§ EXERCISE BRIEF
In the following material, identify every line holding the string "name" and return it.

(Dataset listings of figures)
+--
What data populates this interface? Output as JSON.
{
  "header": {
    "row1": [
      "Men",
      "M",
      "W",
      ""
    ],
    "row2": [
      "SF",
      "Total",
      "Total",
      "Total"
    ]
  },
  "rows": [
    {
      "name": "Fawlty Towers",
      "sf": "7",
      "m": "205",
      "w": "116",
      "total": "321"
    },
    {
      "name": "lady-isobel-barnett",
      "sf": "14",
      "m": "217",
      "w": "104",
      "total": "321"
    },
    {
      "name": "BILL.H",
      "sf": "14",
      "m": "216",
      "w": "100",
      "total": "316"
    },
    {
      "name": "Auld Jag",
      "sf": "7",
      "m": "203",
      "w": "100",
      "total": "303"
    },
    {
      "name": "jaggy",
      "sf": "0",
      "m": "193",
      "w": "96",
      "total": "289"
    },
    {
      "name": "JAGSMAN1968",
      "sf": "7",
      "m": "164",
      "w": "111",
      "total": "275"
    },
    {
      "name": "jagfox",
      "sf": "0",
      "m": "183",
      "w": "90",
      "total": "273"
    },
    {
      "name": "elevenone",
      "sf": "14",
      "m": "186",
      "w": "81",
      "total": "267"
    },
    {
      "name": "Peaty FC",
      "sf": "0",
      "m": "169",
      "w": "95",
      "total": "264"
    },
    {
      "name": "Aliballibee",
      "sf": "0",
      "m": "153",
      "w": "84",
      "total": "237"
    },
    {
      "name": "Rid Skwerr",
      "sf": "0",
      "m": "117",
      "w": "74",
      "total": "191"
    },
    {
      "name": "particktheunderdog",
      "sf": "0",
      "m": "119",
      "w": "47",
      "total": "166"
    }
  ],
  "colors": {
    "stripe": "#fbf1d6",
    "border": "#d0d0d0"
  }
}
+--
§ FULL ANSWER
      "name": "Fawlty Towers",
      "name": "lady-isobel-barnett",
      "name": "BILL.H",
      "name": "Auld Jag",
      "name": "jaggy",
      "name": "JAGSMAN1968",
      "name": "jagfox",
      "name": "elevenone",
      "name": "Peaty FC",
      "name": "Aliballibee",
      "name": "Rid Skwerr",
      "name": "particktheunderdog",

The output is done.